• _Task material_:
________________________________________
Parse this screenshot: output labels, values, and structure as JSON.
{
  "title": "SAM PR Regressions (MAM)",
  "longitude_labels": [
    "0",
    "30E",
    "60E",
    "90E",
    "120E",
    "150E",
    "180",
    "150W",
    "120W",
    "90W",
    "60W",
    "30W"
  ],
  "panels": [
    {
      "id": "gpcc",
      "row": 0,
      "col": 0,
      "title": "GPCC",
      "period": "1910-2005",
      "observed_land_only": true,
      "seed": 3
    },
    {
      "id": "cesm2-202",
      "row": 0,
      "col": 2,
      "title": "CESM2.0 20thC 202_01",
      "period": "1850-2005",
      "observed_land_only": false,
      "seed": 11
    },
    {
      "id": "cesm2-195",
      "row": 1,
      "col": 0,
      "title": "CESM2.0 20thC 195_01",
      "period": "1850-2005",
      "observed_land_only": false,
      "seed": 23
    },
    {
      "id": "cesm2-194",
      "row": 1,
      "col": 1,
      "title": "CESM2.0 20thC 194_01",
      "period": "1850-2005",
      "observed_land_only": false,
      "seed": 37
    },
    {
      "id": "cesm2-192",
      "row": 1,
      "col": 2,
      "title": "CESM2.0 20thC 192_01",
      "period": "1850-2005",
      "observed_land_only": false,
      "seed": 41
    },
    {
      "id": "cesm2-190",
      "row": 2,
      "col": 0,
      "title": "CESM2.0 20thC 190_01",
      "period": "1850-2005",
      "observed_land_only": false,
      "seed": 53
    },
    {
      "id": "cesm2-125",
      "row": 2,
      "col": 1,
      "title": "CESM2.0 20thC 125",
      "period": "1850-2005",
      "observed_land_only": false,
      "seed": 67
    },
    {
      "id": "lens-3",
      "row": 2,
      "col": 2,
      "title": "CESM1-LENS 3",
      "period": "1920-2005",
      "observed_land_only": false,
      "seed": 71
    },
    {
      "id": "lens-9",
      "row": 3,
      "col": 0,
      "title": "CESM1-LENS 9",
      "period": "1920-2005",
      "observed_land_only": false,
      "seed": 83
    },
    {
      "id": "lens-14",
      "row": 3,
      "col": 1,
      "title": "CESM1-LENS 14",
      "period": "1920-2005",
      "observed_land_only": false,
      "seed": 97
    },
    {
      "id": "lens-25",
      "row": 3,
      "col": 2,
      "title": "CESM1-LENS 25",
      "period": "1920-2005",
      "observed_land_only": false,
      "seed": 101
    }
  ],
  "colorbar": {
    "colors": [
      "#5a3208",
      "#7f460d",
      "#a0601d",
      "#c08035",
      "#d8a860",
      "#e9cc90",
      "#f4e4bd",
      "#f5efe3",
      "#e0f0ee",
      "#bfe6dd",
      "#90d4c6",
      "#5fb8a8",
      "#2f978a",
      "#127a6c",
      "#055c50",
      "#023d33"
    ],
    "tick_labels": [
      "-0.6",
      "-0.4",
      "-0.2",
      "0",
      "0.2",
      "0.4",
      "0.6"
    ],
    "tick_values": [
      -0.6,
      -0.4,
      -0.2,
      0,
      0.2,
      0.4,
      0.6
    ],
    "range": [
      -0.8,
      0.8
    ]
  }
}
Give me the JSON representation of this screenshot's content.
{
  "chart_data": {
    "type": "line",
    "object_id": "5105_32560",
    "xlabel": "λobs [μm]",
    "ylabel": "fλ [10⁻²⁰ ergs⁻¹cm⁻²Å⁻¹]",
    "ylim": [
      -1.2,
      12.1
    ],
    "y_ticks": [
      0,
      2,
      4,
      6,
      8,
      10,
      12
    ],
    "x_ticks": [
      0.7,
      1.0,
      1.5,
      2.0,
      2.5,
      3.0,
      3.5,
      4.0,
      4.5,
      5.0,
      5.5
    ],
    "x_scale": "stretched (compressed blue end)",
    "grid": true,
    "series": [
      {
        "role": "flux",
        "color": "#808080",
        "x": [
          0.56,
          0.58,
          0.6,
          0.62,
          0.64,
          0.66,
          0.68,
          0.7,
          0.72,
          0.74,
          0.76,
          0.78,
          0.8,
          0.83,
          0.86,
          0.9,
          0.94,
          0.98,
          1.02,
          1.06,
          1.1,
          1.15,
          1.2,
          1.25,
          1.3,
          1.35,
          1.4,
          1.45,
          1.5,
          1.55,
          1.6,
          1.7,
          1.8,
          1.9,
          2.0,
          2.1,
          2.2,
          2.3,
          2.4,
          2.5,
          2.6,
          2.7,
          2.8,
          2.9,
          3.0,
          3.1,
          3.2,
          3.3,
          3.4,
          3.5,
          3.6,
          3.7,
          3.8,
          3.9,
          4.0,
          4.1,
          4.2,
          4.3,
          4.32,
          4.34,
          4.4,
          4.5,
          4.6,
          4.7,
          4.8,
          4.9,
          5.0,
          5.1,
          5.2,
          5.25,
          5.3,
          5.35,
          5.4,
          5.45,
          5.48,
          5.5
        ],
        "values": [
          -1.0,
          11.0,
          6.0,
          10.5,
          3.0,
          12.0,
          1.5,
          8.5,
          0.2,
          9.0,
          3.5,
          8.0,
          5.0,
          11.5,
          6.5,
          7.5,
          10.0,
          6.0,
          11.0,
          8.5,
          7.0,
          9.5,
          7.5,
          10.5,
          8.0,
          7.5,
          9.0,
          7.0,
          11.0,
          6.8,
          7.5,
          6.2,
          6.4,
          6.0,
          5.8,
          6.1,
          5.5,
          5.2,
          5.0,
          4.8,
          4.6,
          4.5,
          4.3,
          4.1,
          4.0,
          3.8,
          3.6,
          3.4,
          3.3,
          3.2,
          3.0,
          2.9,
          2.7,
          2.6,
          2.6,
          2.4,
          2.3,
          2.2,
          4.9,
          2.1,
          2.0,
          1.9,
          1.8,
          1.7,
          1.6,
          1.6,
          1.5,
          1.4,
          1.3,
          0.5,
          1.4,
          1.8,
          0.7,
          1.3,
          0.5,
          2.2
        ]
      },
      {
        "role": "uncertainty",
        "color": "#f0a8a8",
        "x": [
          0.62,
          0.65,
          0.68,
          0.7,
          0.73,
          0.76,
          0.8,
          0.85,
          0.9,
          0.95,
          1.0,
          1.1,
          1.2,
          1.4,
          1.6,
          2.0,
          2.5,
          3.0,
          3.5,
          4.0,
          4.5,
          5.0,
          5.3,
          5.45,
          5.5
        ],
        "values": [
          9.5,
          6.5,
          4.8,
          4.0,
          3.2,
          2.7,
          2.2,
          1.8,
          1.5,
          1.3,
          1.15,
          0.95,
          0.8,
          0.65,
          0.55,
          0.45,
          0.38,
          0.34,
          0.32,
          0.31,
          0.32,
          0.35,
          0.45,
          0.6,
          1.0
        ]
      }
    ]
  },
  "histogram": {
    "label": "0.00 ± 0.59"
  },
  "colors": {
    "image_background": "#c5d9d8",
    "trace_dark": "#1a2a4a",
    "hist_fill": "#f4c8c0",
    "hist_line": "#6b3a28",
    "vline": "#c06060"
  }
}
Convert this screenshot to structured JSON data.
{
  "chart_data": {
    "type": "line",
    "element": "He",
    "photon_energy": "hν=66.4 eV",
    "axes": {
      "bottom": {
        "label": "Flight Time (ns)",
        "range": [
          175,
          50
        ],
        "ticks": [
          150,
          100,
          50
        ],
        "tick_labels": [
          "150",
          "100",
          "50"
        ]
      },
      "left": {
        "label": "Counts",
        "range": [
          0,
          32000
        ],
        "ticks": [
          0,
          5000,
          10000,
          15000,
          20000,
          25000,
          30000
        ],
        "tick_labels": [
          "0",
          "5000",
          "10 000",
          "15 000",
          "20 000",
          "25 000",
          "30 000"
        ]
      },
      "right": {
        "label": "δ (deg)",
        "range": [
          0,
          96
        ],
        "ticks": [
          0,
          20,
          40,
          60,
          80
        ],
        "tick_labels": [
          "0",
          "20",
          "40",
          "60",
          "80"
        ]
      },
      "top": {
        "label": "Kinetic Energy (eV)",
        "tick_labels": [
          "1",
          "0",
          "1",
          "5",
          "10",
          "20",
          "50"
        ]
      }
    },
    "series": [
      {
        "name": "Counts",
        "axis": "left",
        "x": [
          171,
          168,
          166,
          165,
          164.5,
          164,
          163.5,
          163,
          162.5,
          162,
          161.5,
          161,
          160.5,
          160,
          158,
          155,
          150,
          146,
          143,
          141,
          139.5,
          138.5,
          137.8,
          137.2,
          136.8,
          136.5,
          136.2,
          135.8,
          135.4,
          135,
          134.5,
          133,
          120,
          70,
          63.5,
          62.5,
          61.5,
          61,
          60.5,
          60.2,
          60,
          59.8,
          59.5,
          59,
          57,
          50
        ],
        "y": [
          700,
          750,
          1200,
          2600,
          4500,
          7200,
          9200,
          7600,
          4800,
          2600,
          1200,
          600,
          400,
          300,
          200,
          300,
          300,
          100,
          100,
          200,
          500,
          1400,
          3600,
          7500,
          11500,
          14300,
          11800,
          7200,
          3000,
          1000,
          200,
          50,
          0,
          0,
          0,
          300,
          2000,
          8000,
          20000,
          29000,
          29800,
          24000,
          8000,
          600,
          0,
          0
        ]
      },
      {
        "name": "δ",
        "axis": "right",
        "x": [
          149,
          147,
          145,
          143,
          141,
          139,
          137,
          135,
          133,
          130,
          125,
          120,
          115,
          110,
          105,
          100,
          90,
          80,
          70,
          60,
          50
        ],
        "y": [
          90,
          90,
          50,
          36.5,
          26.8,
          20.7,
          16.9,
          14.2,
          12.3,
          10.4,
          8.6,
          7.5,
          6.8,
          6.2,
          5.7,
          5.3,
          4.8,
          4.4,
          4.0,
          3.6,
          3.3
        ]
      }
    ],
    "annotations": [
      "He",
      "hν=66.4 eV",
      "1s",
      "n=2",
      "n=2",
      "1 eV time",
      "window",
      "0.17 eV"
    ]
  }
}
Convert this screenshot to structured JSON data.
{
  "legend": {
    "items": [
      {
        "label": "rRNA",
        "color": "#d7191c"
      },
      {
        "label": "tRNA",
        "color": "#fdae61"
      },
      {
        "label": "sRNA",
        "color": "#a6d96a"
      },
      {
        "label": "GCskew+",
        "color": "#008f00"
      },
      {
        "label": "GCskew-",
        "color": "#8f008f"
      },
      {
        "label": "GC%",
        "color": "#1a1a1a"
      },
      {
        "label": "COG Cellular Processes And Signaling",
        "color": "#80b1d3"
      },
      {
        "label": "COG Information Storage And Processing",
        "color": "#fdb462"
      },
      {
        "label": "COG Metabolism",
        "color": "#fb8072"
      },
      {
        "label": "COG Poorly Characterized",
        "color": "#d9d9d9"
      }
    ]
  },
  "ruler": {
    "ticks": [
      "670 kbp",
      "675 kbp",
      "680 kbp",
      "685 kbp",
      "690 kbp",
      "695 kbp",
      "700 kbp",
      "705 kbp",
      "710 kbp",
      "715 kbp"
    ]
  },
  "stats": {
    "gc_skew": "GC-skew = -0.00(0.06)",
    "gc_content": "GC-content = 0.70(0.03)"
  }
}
________________________________________
• _Required task_: What is the number of lines in this listing that contain the word "content"? Answer with that number and nothing else.

• _Task output_: 2